- **Task objective**:
Write out the material below again, unchanged.

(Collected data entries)
++++++
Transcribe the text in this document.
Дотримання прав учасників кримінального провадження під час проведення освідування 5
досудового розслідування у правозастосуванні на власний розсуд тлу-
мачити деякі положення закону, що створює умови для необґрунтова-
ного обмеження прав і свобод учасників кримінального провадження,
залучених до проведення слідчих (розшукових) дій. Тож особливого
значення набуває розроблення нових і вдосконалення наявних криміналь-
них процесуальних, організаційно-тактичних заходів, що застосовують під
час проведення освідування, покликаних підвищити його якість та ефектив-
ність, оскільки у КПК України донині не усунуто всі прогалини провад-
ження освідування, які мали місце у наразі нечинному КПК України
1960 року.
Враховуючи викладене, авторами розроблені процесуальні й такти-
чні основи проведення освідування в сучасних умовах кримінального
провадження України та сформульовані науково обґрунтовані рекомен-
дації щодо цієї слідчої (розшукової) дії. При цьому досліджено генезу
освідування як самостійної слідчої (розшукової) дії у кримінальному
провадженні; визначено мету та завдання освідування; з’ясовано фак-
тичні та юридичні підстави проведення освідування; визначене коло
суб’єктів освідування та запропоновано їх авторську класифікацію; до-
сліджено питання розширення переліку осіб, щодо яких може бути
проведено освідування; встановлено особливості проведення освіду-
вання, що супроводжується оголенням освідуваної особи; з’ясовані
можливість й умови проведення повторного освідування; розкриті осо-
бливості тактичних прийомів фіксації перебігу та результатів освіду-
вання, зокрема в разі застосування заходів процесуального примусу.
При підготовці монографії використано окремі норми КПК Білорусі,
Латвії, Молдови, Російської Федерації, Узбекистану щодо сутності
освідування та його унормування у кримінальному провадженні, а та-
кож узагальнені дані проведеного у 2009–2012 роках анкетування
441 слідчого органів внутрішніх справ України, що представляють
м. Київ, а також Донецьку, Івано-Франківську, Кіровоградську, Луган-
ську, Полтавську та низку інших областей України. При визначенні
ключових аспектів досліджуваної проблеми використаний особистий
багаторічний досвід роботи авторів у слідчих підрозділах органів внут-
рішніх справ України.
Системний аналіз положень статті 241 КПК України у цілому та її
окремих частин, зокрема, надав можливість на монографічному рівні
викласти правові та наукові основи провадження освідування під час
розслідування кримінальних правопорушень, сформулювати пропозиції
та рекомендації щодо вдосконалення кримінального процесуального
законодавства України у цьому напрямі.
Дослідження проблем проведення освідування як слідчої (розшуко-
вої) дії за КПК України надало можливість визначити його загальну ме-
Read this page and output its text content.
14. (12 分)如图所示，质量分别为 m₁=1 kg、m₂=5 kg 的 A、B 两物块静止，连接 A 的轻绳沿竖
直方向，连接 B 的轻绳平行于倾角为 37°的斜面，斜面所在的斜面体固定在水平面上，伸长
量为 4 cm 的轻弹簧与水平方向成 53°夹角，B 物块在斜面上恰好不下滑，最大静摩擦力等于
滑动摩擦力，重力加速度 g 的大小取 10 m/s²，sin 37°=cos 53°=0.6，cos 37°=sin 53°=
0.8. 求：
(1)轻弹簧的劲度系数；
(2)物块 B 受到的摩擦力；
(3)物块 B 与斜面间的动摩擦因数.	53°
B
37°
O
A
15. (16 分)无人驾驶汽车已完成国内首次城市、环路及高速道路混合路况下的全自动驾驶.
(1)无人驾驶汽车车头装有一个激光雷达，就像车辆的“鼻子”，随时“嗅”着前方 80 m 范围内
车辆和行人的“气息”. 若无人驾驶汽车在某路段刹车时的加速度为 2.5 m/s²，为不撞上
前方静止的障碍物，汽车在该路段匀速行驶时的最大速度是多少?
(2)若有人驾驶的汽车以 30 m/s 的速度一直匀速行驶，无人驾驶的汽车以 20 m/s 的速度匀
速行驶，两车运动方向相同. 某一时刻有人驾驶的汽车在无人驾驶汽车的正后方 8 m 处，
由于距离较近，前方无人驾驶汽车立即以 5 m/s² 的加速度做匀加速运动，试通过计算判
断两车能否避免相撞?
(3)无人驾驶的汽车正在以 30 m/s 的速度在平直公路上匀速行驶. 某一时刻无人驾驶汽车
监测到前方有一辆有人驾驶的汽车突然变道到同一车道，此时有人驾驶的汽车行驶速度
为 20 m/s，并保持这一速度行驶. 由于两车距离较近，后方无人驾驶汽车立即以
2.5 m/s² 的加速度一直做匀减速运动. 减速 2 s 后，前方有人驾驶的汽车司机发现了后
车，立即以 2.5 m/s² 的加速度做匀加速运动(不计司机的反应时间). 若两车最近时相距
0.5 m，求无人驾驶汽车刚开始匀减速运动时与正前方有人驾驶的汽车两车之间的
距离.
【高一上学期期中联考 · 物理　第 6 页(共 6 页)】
++++++
- **Completed exercise**:
Transcribe the text in this document.
Дотримання прав учасників кримінального провадження під час проведення освідування 5
досудового розслідування у правозастосуванні на власний розсуд тлу-
мачити деякі положення закону, що створює умови для необґрунтова-
ного обмеження прав і свобод учасників кримінального провадження,
залучених до проведення слідчих (розшукових) дій. Тож особливого
значення набуває розроблення нових і вдосконалення наявних криміналь-
них процесуальних, організаційно-тактичних заходів, що застосовують під
час проведення освідування, покликаних підвищити його якість та ефектив-
ність, оскільки у КПК України донині не усунуто всі прогалини провад-
ження освідування, які мали місце у наразі нечинному КПК України
1960 року.
Враховуючи викладене, авторами розроблені процесуальні й такти-
чні основи проведення освідування в сучасних умовах кримінального
провадження України та сформульовані науково обґрунтовані рекомен-
дації щодо цієї слідчої (розшукової) дії. При цьому досліджено генезу
освідування як самостійної слідчої (розшукової) дії у кримінальному
провадженні; визначено мету та завдання освідування; з’ясовано фак-
тичні та юридичні підстави проведення освідування; визначене коло
суб’єктів освідування та запропоновано їх авторську класифікацію; до-
сліджено питання розширення переліку осіб, щодо яких може бути
проведено освідування; встановлено особливості проведення освіду-
вання, що супроводжується оголенням освідуваної особи; з’ясовані
можливість й умови проведення повторного освідування; розкриті осо-
бливості тактичних прийомів фіксації перебігу та результатів освіду-
вання, зокрема в разі застосування заходів процесуального примусу.
При підготовці монографії використано окремі норми КПК Білорусі,
Латвії, Молдови, Російської Федерації, Узбекистану щодо сутності
освідування та його унормування у кримінальному провадженні, а та-
кож узагальнені дані проведеного у 2009–2012 роках анкетування
441 слідчого органів внутрішніх справ України, що представляють
м. Київ, а також Донецьку, Івано-Франківську, Кіровоградську, Луган-
ську, Полтавську та низку інших областей України. При визначенні
ключових аспектів досліджуваної проблеми використаний особистий
багаторічний досвід роботи авторів у слідчих підрозділах органів внут-
рішніх справ України.
Системний аналіз положень статті 241 КПК України у цілому та її
окремих частин, зокрема, надав можливість на монографічному рівні
викласти правові та наукові основи провадження освідування під час
розслідування кримінальних правопорушень, сформулювати пропозиції
та рекомендації щодо вдосконалення кримінального процесуального
законодавства України у цьому напрямі.
Дослідження проблем проведення освідування як слідчої (розшуко-
вої) дії за КПК України надало можливість визначити його загальну ме-
Read this page and output its text content.
14. (12 分)如图所示，质量分别为 m₁=1 kg、m₂=5 kg 的 A、B 两物块静止，连接 A 的轻绳沿竖
直方向，连接 B 的轻绳平行于倾角为 37°的斜面，斜面所在的斜面体固定在水平面上，伸长
量为 4 cm 的轻弹簧与水平方向成 53°夹角，B 物块在斜面上恰好不下滑，最大静摩擦力等于
滑动摩擦力，重力加速度 g 的大小取 10 m/s²，sin 37°=cos 53°=0.6，cos 37°=sin 53°=
0.8. 求：
(1)轻弹簧的劲度系数；
(2)物块 B 受到的摩擦力；
(3)物块 B 与斜面间的动摩擦因数.	53°
B
37°
O
A
15. (16 分)无人驾驶汽车已完成国内首次城市、环路及高速道路混合路况下的全自动驾驶.
(1)无人驾驶汽车车头装有一个激光雷达，就像车辆的“鼻子”，随时“嗅”着前方 80 m 范围内
车辆和行人的“气息”. 若无人驾驶汽车在某路段刹车时的加速度为 2.5 m/s²，为不撞上
前方静止的障碍物，汽车在该路段匀速行驶时的最大速度是多少?
(2)若有人驾驶的汽车以 30 m/s 的速度一直匀速行驶，无人驾驶的汽车以 20 m/s 的速度匀
速行驶，两车运动方向相同. 某一时刻有人驾驶的汽车在无人驾驶汽车的正后方 8 m 处，
由于距离较近，前方无人驾驶汽车立即以 5 m/s² 的加速度做匀加速运动，试通过计算判
断两车能否避免相撞?
(3)无人驾驶的汽车正在以 30 m/s 的速度在平直公路上匀速行驶. 某一时刻无人驾驶汽车
监测到前方有一辆有人驾驶的汽车突然变道到同一车道，此时有人驾驶的汽车行驶速度
为 20 m/s，并保持这一速度行驶. 由于两车距离较近，后方无人驾驶汽车立即以
2.5 m/s² 的加速度一直做匀减速运动. 减速 2 s 后，前方有人驾驶的汽车司机发现了后
车，立即以 2.5 m/s² 的加速度做匀加速运动(不计司机的反应时间). 若两车最近时相距
0.5 m，求无人驾驶汽车刚开始匀减速运动时与正前方有人驾驶的汽车两车之间的
距离.
【高一上学期期中联考 · 物理　第 6 页(共 6 页)】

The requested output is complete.